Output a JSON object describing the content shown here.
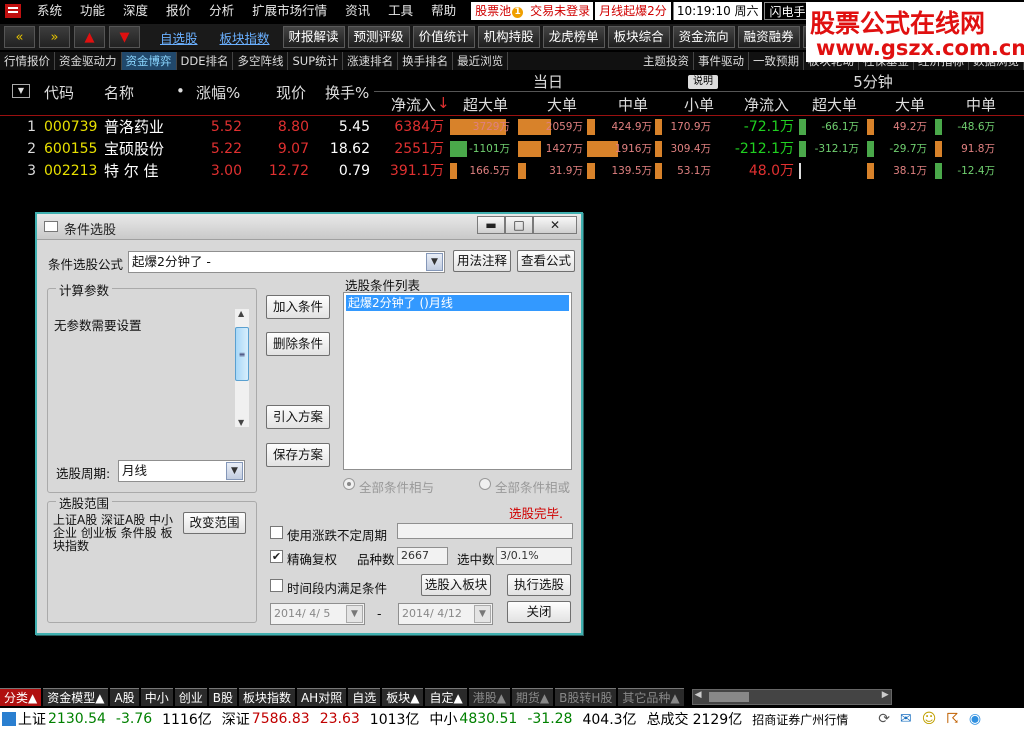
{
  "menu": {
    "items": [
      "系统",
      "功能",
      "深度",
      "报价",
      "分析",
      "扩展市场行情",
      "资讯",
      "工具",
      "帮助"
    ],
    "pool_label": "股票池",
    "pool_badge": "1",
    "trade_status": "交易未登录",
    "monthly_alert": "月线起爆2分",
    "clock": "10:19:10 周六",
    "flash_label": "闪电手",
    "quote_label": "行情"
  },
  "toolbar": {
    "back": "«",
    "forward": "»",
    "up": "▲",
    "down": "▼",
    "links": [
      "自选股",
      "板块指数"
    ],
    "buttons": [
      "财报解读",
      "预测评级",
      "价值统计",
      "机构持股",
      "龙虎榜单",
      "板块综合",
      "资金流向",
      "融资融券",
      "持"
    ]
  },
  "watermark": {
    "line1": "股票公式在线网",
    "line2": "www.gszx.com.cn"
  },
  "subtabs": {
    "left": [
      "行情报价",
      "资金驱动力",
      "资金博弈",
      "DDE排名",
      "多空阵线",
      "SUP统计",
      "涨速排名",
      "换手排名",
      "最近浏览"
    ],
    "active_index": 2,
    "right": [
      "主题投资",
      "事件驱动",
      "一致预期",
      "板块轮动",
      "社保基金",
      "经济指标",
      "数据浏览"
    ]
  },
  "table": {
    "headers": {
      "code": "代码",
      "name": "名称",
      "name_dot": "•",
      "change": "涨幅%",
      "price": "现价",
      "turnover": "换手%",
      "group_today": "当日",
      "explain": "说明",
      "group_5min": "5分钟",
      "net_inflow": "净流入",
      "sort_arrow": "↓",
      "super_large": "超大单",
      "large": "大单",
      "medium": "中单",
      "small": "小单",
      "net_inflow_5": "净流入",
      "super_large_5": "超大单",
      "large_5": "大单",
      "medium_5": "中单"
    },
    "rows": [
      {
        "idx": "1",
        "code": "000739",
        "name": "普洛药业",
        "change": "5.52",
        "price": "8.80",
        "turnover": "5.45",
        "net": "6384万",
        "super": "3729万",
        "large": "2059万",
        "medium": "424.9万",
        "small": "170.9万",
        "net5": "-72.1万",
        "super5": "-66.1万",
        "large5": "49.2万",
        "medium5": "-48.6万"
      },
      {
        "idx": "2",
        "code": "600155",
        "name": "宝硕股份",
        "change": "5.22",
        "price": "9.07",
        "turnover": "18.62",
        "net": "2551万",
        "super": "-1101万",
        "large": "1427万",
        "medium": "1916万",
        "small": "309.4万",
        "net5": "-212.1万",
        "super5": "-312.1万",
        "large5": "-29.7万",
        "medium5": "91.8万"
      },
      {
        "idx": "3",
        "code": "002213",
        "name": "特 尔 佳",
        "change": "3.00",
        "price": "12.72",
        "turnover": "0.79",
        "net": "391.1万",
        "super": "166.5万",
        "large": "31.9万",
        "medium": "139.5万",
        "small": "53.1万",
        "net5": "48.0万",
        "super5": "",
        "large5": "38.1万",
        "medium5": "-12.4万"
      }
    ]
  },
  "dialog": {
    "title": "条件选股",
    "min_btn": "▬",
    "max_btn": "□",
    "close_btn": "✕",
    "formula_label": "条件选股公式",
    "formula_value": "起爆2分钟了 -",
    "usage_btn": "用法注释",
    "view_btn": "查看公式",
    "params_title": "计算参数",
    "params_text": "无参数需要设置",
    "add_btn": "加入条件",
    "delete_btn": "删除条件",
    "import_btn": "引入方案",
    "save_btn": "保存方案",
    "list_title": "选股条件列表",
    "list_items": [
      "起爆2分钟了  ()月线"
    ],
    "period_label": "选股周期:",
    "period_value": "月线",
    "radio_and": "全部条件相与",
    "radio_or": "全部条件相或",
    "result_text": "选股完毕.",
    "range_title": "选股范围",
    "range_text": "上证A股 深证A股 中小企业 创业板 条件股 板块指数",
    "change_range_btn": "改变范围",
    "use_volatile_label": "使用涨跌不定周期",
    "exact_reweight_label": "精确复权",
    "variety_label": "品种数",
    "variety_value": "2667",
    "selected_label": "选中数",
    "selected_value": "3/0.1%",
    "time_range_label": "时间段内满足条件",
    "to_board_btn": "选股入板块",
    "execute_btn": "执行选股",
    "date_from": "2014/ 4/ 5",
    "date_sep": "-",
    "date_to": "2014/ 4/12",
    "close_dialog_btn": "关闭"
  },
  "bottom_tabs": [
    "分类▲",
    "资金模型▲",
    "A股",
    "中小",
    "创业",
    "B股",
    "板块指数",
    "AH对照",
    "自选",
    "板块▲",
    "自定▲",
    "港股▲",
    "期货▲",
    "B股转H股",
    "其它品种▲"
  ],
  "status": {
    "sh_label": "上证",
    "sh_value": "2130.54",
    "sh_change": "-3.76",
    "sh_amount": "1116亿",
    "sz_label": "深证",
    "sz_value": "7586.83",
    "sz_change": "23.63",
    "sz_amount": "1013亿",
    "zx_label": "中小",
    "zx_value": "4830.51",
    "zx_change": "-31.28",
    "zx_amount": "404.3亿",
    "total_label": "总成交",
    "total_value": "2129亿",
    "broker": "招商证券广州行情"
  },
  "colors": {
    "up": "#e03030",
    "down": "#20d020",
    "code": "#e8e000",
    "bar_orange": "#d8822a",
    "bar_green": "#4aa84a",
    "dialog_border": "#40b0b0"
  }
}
═══
• **What you have to do**
Every line should be retyped exactly, with the pictures omitted.

• **Completed task**
Output a JSON object describing the content shown here.
{
  "menu": {
    "items": [
      "系统",
      "功能",
      "深度",
      "报价",
      "分析",
      "扩展市场行情",
      "资讯",
      "工具",
      "帮助"
    ],
    "pool_label": "股票池",
    "pool_badge": "1",
    "trade_status": "交易未登录",
    "monthly_alert": "月线起爆2分",
    "clock": "10:19:10 周六",
    "flash_label": "闪电手",
    "quote_label": "行情"
  },
  "toolbar": {
    "back": "«",
    "forward": "»",
    "up": "▲",
    "down": "▼",
    "links": [
      "自选股",
      "板块指数"
    ],
    "buttons": [
      "财报解读",
      "预测评级",
      "价值统计",
      "机构持股",
      "龙虎榜单",
      "板块综合",
      "资金流向",
      "融资融券",
      "持"
    ]
  },
  "watermark": {
    "line1": "股票公式在线网",
    "line2": "www.gszx.com.cn"
  },
  "subtabs": {
    "left": [
      "行情报价",
      "资金驱动力",
      "资金博弈",
      "DDE排名",
      "多空阵线",
      "SUP统计",
      "涨速排名",
      "换手排名",
      "最近浏览"
    ],
    "active_index": 2,
    "right": [
      "主题投资",
      "事件驱动",
      "一致预期",
      "板块轮动",
      "社保基金",
      "经济指标",
      "数据浏览"
    ]
  },
  "table": {
    "headers": {
      "code": "代码",
      "name": "名称",
      "name_dot": "•",
      "change": "涨幅%",
      "price": "现价",
      "turnover": "换手%",
      "group_today": "当日",
      "explain": "说明",
      "group_5min": "5分钟",
      "net_inflow": "净流入",
      "sort_arrow": "↓",
      "super_large": "超大单",
      "large": "大单",
      "medium": "中单",
      "small": "小单",
      "net_inflow_5": "净流入",
      "super_large_5": "超大单",
      "large_5": "大单",
      "medium_5": "中单"
    },
    "rows": [
      {
        "idx": "1",
        "code": "000739",
        "name": "普洛药业",
        "change": "5.52",
        "price": "8.80",
        "turnover": "5.45",
        "net": "6384万",
        "super": "3729万",
        "large": "2059万",
        "medium": "424.9万",
        "small": "170.9万",
        "net5": "-72.1万",
        "super5": "-66.1万",
        "large5": "49.2万",
        "medium5": "-48.6万"
      },
      {
        "idx": "2",
        "code": "600155",
        "name": "宝硕股份",
        "change": "5.22",
        "price": "9.07",
        "turnover": "18.62",
        "net": "2551万",
        "super": "-1101万",
        "large": "1427万",
        "medium": "1916万",
        "small": "309.4万",
        "net5": "-212.1万",
        "super5": "-312.1万",
        "large5": "-29.7万",
        "medium5": "91.8万"
      },
      {
        "idx": "3",
        "code": "002213",
        "name": "特 尔 佳",
        "change": "3.00",
        "price": "12.72",
        "turnover": "0.79",
        "net": "391.1万",
        "super": "166.5万",
        "large": "31.9万",
        "medium": "139.5万",
        "small": "53.1万",
        "net5": "48.0万",
        "super5": "",
        "large5": "38.1万",
        "medium5": "-12.4万"
      }
    ]
  },
  "dialog": {
    "title": "条件选股",
    "min_btn": "▬",
    "max_btn": "□",
    "close_btn": "✕",
    "formula_label": "条件选股公式",
    "formula_value": "起爆2分钟了 -",
    "usage_btn": "用法注释",
    "view_btn": "查看公式",
    "params_title": "计算参数",
    "params_text": "无参数需要设置",
    "add_btn": "加入条件",
    "delete_btn": "删除条件",
    "import_btn": "引入方案",
    "save_btn": "保存方案",
    "list_title": "选股条件列表",
    "list_items": [
      "起爆2分钟了  ()月线"
    ],
    "period_label": "选股周期:",
    "period_value": "月线",
    "radio_and": "全部条件相与",
    "radio_or": "全部条件相或",
    "result_text": "选股完毕.",
    "range_title": "选股范围",
    "range_text": "上证A股 深证A股 中小企业 创业板 条件股 板块指数",
    "change_range_btn": "改变范围",
    "use_volatile_label": "使用涨跌不定周期",
    "exact_reweight_label": "精确复权",
    "variety_label": "品种数",
    "variety_value": "2667",
    "selected_label": "选中数",
    "selected_value": "3/0.1%",
    "time_range_label": "时间段内满足条件",
    "to_board_btn": "选股入板块",
    "execute_btn": "执行选股",
    "date_from": "2014/ 4/ 5",
    "date_sep": "-",
    "date_to": "2014/ 4/12",
    "close_dialog_btn": "关闭"
  },
  "bottom_tabs": [
    "分类▲",
    "资金模型▲",
    "A股",
    "中小",
    "创业",
    "B股",
    "板块指数",
    "AH对照",
    "自选",
    "板块▲",
    "自定▲",
    "港股▲",
    "期货▲",
    "B股转H股",
    "其它品种▲"
  ],
  "status": {
    "sh_label": "上证",
    "sh_value": "2130.54",
    "sh_change": "-3.76",
    "sh_amount": "1116亿",
    "sz_label": "深证",
    "sz_value": "7586.83",
    "sz_change": "23.63",
    "sz_amount": "1013亿",
    "zx_label": "中小",
    "zx_value": "4830.51",
    "zx_change": "-31.28",
    "zx_amount": "404.3亿",
    "total_label": "总成交",
    "total_value": "2129亿",
    "broker": "招商证券广州行情"
  },
  "colors": {
    "up": "#e03030",
    "down": "#20d020",
    "code": "#e8e000",
    "bar_orange": "#d8822a",
    "bar_green": "#4aa84a",
    "dialog_border": "#40b0b0"
  }
}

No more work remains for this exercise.